**Instructions for the task:** In full and without deviation, write out the entries that follow.

++++ Dataset content ++++

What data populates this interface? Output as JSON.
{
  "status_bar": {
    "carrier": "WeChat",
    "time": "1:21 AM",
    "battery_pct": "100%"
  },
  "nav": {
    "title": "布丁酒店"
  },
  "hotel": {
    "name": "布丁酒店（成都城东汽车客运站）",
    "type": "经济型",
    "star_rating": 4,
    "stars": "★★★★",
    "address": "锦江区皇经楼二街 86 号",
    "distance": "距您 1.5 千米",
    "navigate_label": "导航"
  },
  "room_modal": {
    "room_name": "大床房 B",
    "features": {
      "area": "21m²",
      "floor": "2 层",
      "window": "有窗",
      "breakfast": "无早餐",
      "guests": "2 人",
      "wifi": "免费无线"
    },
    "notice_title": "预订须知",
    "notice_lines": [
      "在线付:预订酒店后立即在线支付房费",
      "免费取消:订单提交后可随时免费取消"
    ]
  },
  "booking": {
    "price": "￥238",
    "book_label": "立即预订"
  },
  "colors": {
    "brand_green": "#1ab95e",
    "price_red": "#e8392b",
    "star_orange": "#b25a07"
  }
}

++++

**Worked answer:**
What data populates this interface? Output as JSON.
{
  "status_bar": {
    "carrier": "WeChat",
    "time": "1:21 AM",
    "battery_pct": "100%"
  },
  "nav": {
    "title": "布丁酒店"
  },
  "hotel": {
    "name": "布丁酒店（成都城东汽车客运站）",
    "type": "经济型",
    "star_rating": 4,
    "stars": "★★★★",
    "address": "锦江区皇经楼二街 86 号",
    "distance": "距您 1.5 千米",
    "navigate_label": "导航"
  },
  "room_modal": {
    "room_name": "大床房 B",
    "features": {
      "area": "21m²",
      "floor": "2 层",
      "window": "有窗",
      "breakfast": "无早餐",
      "guests": "2 人",
      "wifi": "免费无线"
    },
    "notice_title": "预订须知",
    "notice_lines": [
      "在线付:预订酒店后立即在线支付房费",
      "免费取消:订单提交后可随时免费取消"
    ]
  },
  "booking": {
    "price": "￥238",
    "book_label": "立即预订"
  },
  "colors": {
    "brand_green": "#1ab95e",
    "price_red": "#e8392b",
    "star_orange": "#b25a07"
  }
}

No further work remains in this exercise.